— start —
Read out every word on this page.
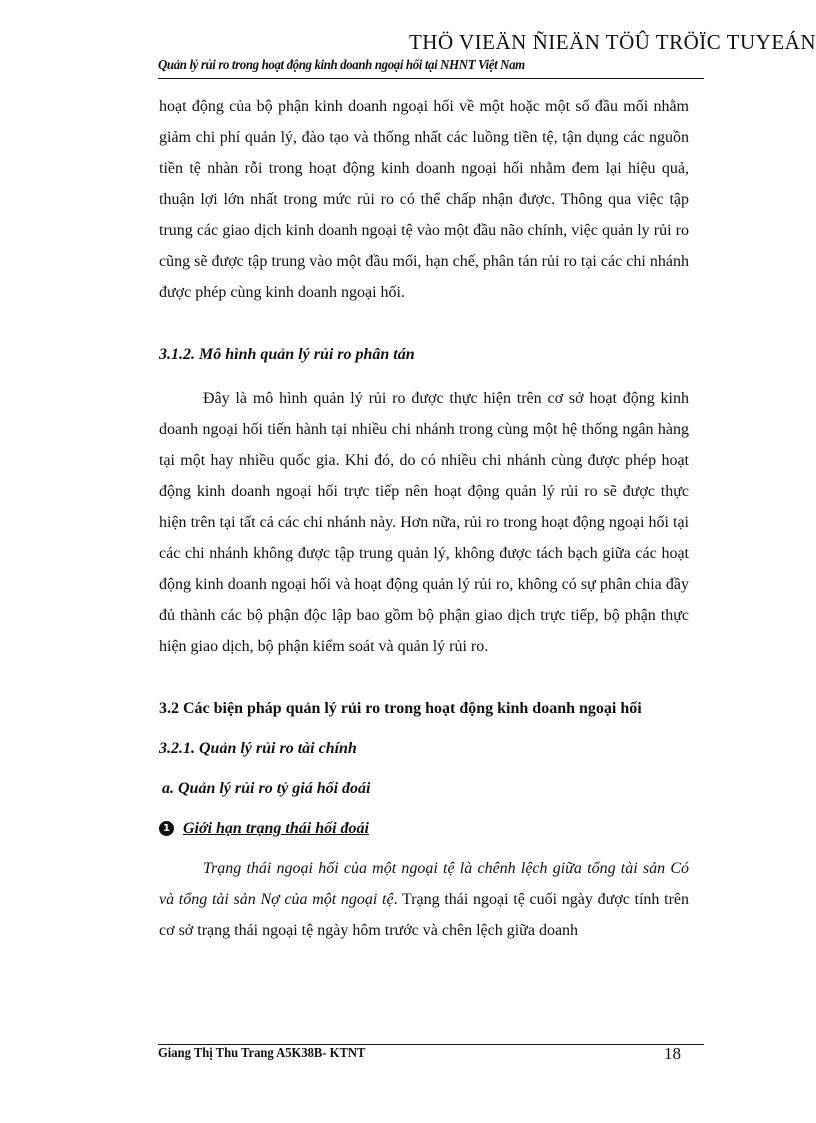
THÖ VIEÄN ÑIEÄN TÖÛ TRÖÏC TUYEÁN
Quản lý rủi ro trong hoạt động kinh doanh ngoại hối tại NHNT Việt Nam

hoạt động của bộ phận kinh doanh ngoại hối về một hoặc một số đầu mối nhằm giảm chi phí quản lý, đào tạo và thống nhất các luồng tiền tệ, tận dụng các nguồn tiền tệ nhàn rỗi trong hoạt động kinh doanh ngoại hối nhằm đem lại hiệu quả, thuận lợi lớn nhất trong mức rủi ro có thể chấp nhận được. Thông qua việc tập trung các giao dịch kinh doanh ngoại tệ vào một đầu não chính, việc quản ly rủi ro cũng sẽ được tập trung vào một đầu mối, hạn chế, phân tán rủi ro tại các chi nhánh được phép cùng kinh doanh ngoại hối.

3.1.2. Mô hình quản lý rủi ro phân tán

Đây là mô hình quản lý rủi ro được thực hiện trên cơ sở hoạt động kinh doanh ngoại hối tiến hành tại nhiều chi nhánh trong cùng một hệ thống ngân hàng tại một hay nhiều quốc gia. Khi đó, do có nhiều chi nhánh cùng được phép hoạt động kinh doanh ngoại hối trực tiếp nên hoạt động quản lý rủi ro sẽ được thực hiện trên tại tất cả các chi nhánh này. Hơn nữa, rủi ro trong hoạt động ngoại hối tại các chi nhánh không được tập trung quản lý, không được tách bạch giữa các hoạt động kinh doanh ngoại hối và hoạt động quản lý rủi ro, không có sự phân chia đầy đủ thành các bộ phận độc lập bao gồm bộ phận giao dịch trực tiếp, bộ phận thực hiện giao dịch, bộ phận kiểm soát và quản lý rủi ro.

3.2 Các biện pháp quản lý rủi ro trong hoạt động kinh doanh ngoại hối
3.2.1. Quản lý rủi ro tài chính
a. Quản lý rủi ro tỷ giá hối đoái
1 Giới hạn trạng thái hối đoái

Trạng thái ngoại hối của một ngoại tệ là chênh lệch giữa tổng tài sản Có và tổng tài sản Nợ của một ngoại tệ. Trạng thái ngoại tệ cuối ngày được tính trên cơ sở trạng thái ngoại tệ ngày hôm trước và chên lệch giữa doanh

Giang Thị Thu Trang A5K38B- KTNT	18
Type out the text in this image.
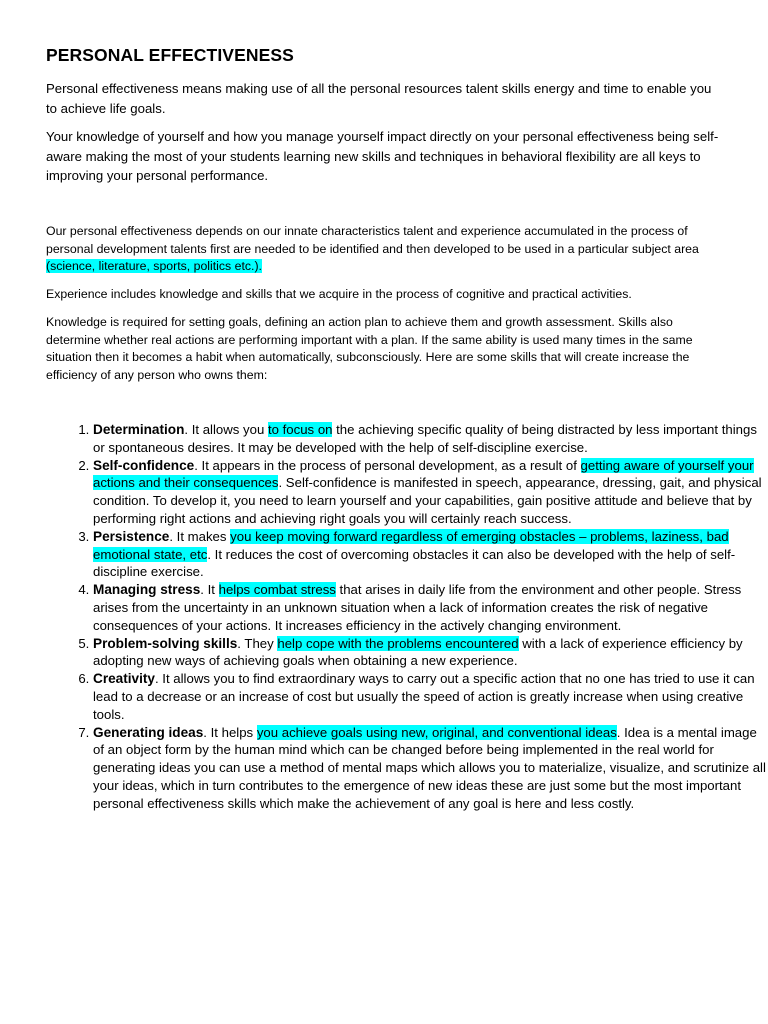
PERSONAL EFFECTIVENESS

Personal effectiveness means making use of all the personal resources talent skills energy and time to enable you to achieve life goals.

Your knowledge of yourself and how you manage yourself impact directly on your personal effectiveness being self-aware making the most of your students learning new skills and techniques in behavioral flexibility are all keys to improving your personal performance.

Our personal effectiveness depends on our innate characteristics talent and experience accumulated in the process of personal development talents first are needed to be identified and then developed to be used in a particular subject area (science, literature, sports, politics etc.).

Experience includes knowledge and skills that we acquire in the process of cognitive and practical activities.

Knowledge is required for setting goals, defining an action plan to achieve them and growth assessment. Skills also determine whether real actions are performing important with a plan. If the same ability is used many times in the same situation then it becomes a habit when automatically, subconsciously. Here are some skills that will create increase the efficiency of any person who owns them:

1. Determination. It allows you to focus on the achieving specific quality of being distracted by less important things or spontaneous desires. It may be developed with the help of self-discipline exercise.
2. Self-confidence. It appears in the process of personal development, as a result of getting aware of yourself your actions and their consequences. Self-confidence is manifested in speech, appearance, dressing, gait, and physical condition. To develop it, you need to learn yourself and your capabilities, gain positive attitude and believe that by performing right actions and achieving right goals you will certainly reach success.
3. Persistence. It makes you keep moving forward regardless of emerging obstacles – problems, laziness, bad emotional state, etc. It reduces the cost of overcoming obstacles it can also be developed with the help of self-discipline exercise.
4. Managing stress. It helps combat stress that arises in daily life from the environment and other people. Stress arises from the uncertainty in an unknown situation when a lack of information creates the risk of negative consequences of your actions. It increases efficiency in the actively changing environment.
5. Problem-solving skills. They help cope with the problems encountered with a lack of experience efficiency by adopting new ways of achieving goals when obtaining a new experience.
6. Creativity. It allows you to find extraordinary ways to carry out a specific action that no one has tried to use it can lead to a decrease or an increase of cost but usually the speed of action is greatly increase when using creative tools.
7. Generating ideas. It helps you achieve goals using new, original, and conventional ideas. Idea is a mental image of an object form by the human mind which can be changed before being implemented in the real world for generating ideas you can use a method of mental maps which allows you to materialize, visualize, and scrutinize all your ideas, which in turn contributes to the emergence of new ideas these are just some but the most important personal effectiveness skills which make the achievement of any goal is here and less costly.
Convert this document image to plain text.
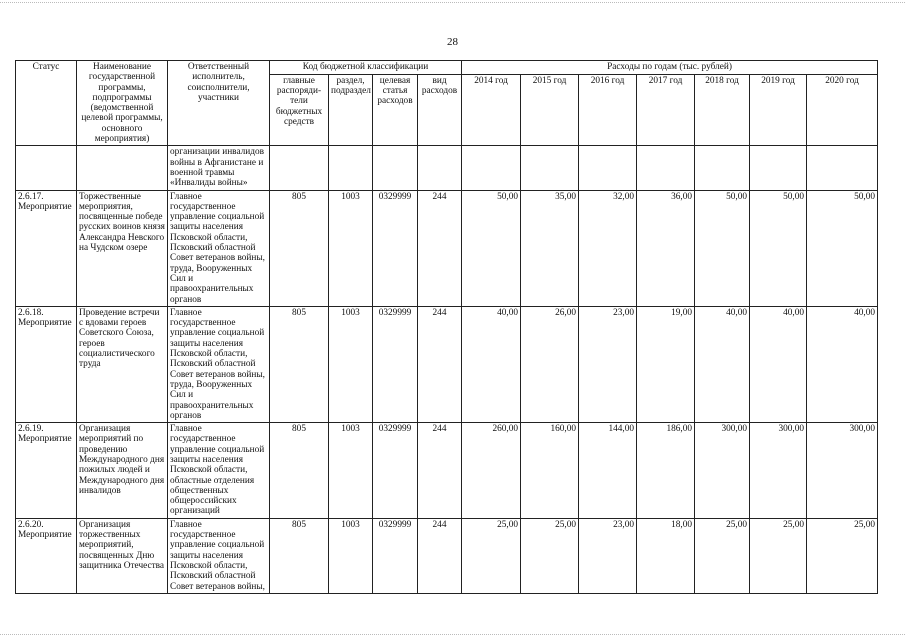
28
Статус	Наименование государственной программы, подпрограммы (ведомственной целевой программы, основного мероприятия)	Ответственный исполнитель, соисполнители, участники	Код бюджетной классификации				Расходы по годам (тыс. рублей)						
			главные распоряди-тели бюджетных средств	раздел, подраздел	целевая статья расходов	вид расходов	2014 год	2015 год	2016 год	2017 год	2018 год	2019 год	2020 год
		организации инвалидов войны в Афганистане и военной травмы «Инвалиды войны»											
2.6.17. Мероприятие	Торжественные мероприятия, посвященные победе русских воинов князя Александра Невского на Чудском озере	Главное государственное управление социальной защиты населения Псковской области, Псковский областной Совет ветеранов войны, труда, Вооруженных Сил и правоохранительных органов	805	1003	0329999	244	50,00	35,00	32,00	36,00	50,00	50,00	50,00
2.6.18. Мероприятие	Проведение встречи с вдовами героев Советского Союза, героев социалистического труда	Главное государственное управление социальной защиты населения Псковской области, Псковский областной Совет ветеранов войны, труда, Вооруженных Сил и правоохранительных органов	805	1003	0329999	244	40,00	26,00	23,00	19,00	40,00	40,00	40,00
2.6.19. Мероприятие	Организация мероприятий по проведению Международного дня пожилых людей и Международного дня инвалидов	Главное государственное управление социальной защиты населения Псковской области, областные отделения общественных общероссийских организаций	805	1003	0329999	244	260,00	160,00	144,00	186,00	300,00	300,00	300,00
2.6.20. Мероприятие	Организация торжественных мероприятий, посвященных Дню защитника Отечества	Главное государственное управление социальной защиты населения Псковской области, Псковский областной Совет ветеранов войны,	805	1003	0329999	244	25,00	25,00	23,00	18,00	25,00	25,00	25,00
— end —
## Requirement
Repeat the records above exactly, leaving out any pictures they contain.

## Exercise response
Read out every word on this page.
THÖ VIEÄN ÑIEÄN TÖÛ TRÖÏC TUYEÁN
Quản lý rủi ro trong hoạt động kinh doanh ngoại hối tại NHNT Việt Nam

hoạt động của bộ phận kinh doanh ngoại hối về một hoặc một số đầu mối nhằm giảm chi phí quản lý, đào tạo và thống nhất các luồng tiền tệ, tận dụng các nguồn tiền tệ nhàn rỗi trong hoạt động kinh doanh ngoại hối nhằm đem lại hiệu quả, thuận lợi lớn nhất trong mức rủi ro có thể chấp nhận được. Thông qua việc tập trung các giao dịch kinh doanh ngoại tệ vào một đầu não chính, việc quản ly rủi ro cũng sẽ được tập trung vào một đầu mối, hạn chế, phân tán rủi ro tại các chi nhánh được phép cùng kinh doanh ngoại hối.

3.1.2. Mô hình quản lý rủi ro phân tán

Đây là mô hình quản lý rủi ro được thực hiện trên cơ sở hoạt động kinh doanh ngoại hối tiến hành tại nhiều chi nhánh trong cùng một hệ thống ngân hàng tại một hay nhiều quốc gia. Khi đó, do có nhiều chi nhánh cùng được phép hoạt động kinh doanh ngoại hối trực tiếp nên hoạt động quản lý rủi ro sẽ được thực hiện trên tại tất cả các chi nhánh này. Hơn nữa, rủi ro trong hoạt động ngoại hối tại các chi nhánh không được tập trung quản lý, không được tách bạch giữa các hoạt động kinh doanh ngoại hối và hoạt động quản lý rủi ro, không có sự phân chia đầy đủ thành các bộ phận độc lập bao gồm bộ phận giao dịch trực tiếp, bộ phận thực hiện giao dịch, bộ phận kiểm soát và quản lý rủi ro.

3.2 Các biện pháp quản lý rủi ro trong hoạt động kinh doanh ngoại hối
3.2.1. Quản lý rủi ro tài chính
a. Quản lý rủi ro tỷ giá hối đoái
1 Giới hạn trạng thái hối đoái

Trạng thái ngoại hối của một ngoại tệ là chênh lệch giữa tổng tài sản Có và tổng tài sản Nợ của một ngoại tệ. Trạng thái ngoại tệ cuối ngày được tính trên cơ sở trạng thái ngoại tệ ngày hôm trước và chên lệch giữa doanh

Giang Thị Thu Trang A5K38B- KTNT	18
Type out the text in this image.
PERSONAL EFFECTIVENESS

Personal effectiveness means making use of all the personal resources talent skills energy and time to enable you to achieve life goals.

Your knowledge of yourself and how you manage yourself impact directly on your personal effectiveness being self-aware making the most of your students learning new skills and techniques in behavioral flexibility are all keys to improving your personal performance.

Our personal effectiveness depends on our innate characteristics talent and experience accumulated in the process of personal development talents first are needed to be identified and then developed to be used in a particular subject area (science, literature, sports, politics etc.).

Experience includes knowledge and skills that we acquire in the process of cognitive and practical activities.

Knowledge is required for setting goals, defining an action plan to achieve them and growth assessment. Skills also determine whether real actions are performing important with a plan. If the same ability is used many times in the same situation then it becomes a habit when automatically, subconsciously. Here are some skills that will create increase the efficiency of any person who owns them:

1. Determination. It allows you to focus on the achieving specific quality of being distracted by less important things or spontaneous desires. It may be developed with the help of self-discipline exercise.
2. Self-confidence. It appears in the process of personal development, as a result of getting aware of yourself your actions and their consequences. Self-confidence is manifested in speech, appearance, dressing, gait, and physical condition. To develop it, you need to learn yourself and your capabilities, gain positive attitude and believe that by performing right actions and achieving right goals you will certainly reach success.
3. Persistence. It makes you keep moving forward regardless of emerging obstacles – problems, laziness, bad emotional state, etc. It reduces the cost of overcoming obstacles it can also be developed with the help of self-discipline exercise.
4. Managing stress. It helps combat stress that arises in daily life from the environment and other people. Stress arises from the uncertainty in an unknown situation when a lack of information creates the risk of negative consequences of your actions. It increases efficiency in the actively changing environment.
5. Problem-solving skills. They help cope with the problems encountered with a lack of experience efficiency by adopting new ways of achieving goals when obtaining a new experience.
6. Creativity. It allows you to find extraordinary ways to carry out a specific action that no one has tried to use it can lead to a decrease or an increase of cost but usually the speed of action is greatly increase when using creative tools.
7. Generating ideas. It helps you achieve goals using new, original, and conventional ideas. Idea is a mental image of an object form by the human mind which can be changed before being implemented in the real world for generating ideas you can use a method of mental maps which allows you to materialize, visualize, and scrutinize all your ideas, which in turn contributes to the emergence of new ideas these are just some but the most important personal effectiveness skills which make the achievement of any goal is here and less costly.
Convert this document image to plain text.
28
Статус	Наименование государственной программы, подпрограммы (ведомственной целевой программы, основного мероприятия)	Ответственный исполнитель, соисполнители, участники	Код бюджетной классификации				Расходы по годам (тыс. рублей)						
			главные распоряди-тели бюджетных средств	раздел, подраздел	целевая статья расходов	вид расходов	2014 год	2015 год	2016 год	2017 год	2018 год	2019 год	2020 год
		организации инвалидов войны в Афганистане и военной травмы «Инвалиды войны»											
2.6.17. Мероприятие	Торжественные мероприятия, посвященные победе русских воинов князя Александра Невского на Чудском озере	Главное государственное управление социальной защиты населения Псковской области, Псковский областной Совет ветеранов войны, труда, Вооруженных Сил и правоохранительных органов	805	1003	0329999	244	50,00	35,00	32,00	36,00	50,00	50,00	50,00
2.6.18. Мероприятие	Проведение встречи с вдовами героев Советского Союза, героев социалистического труда	Главное государственное управление социальной защиты населения Псковской области, Псковский областной Совет ветеранов войны, труда, Вооруженных Сил и правоохранительных органов	805	1003	0329999	244	40,00	26,00	23,00	19,00	40,00	40,00	40,00
2.6.19. Мероприятие	Организация мероприятий по проведению Международного дня пожилых людей и Международного дня инвалидов	Главное государственное управление социальной защиты населения Псковской области, областные отделения общественных общероссийских организаций	805	1003	0329999	244	260,00	160,00	144,00	186,00	300,00	300,00	300,00
2.6.20. Мероприятие	Организация торжественных мероприятий, посвященных Дню защитника Отечества	Главное государственное управление социальной защиты населения Псковской области, Псковский областной Совет ветеранов войны,	805	1003	0329999	244	25,00	25,00	23,00	18,00	25,00	25,00	25,00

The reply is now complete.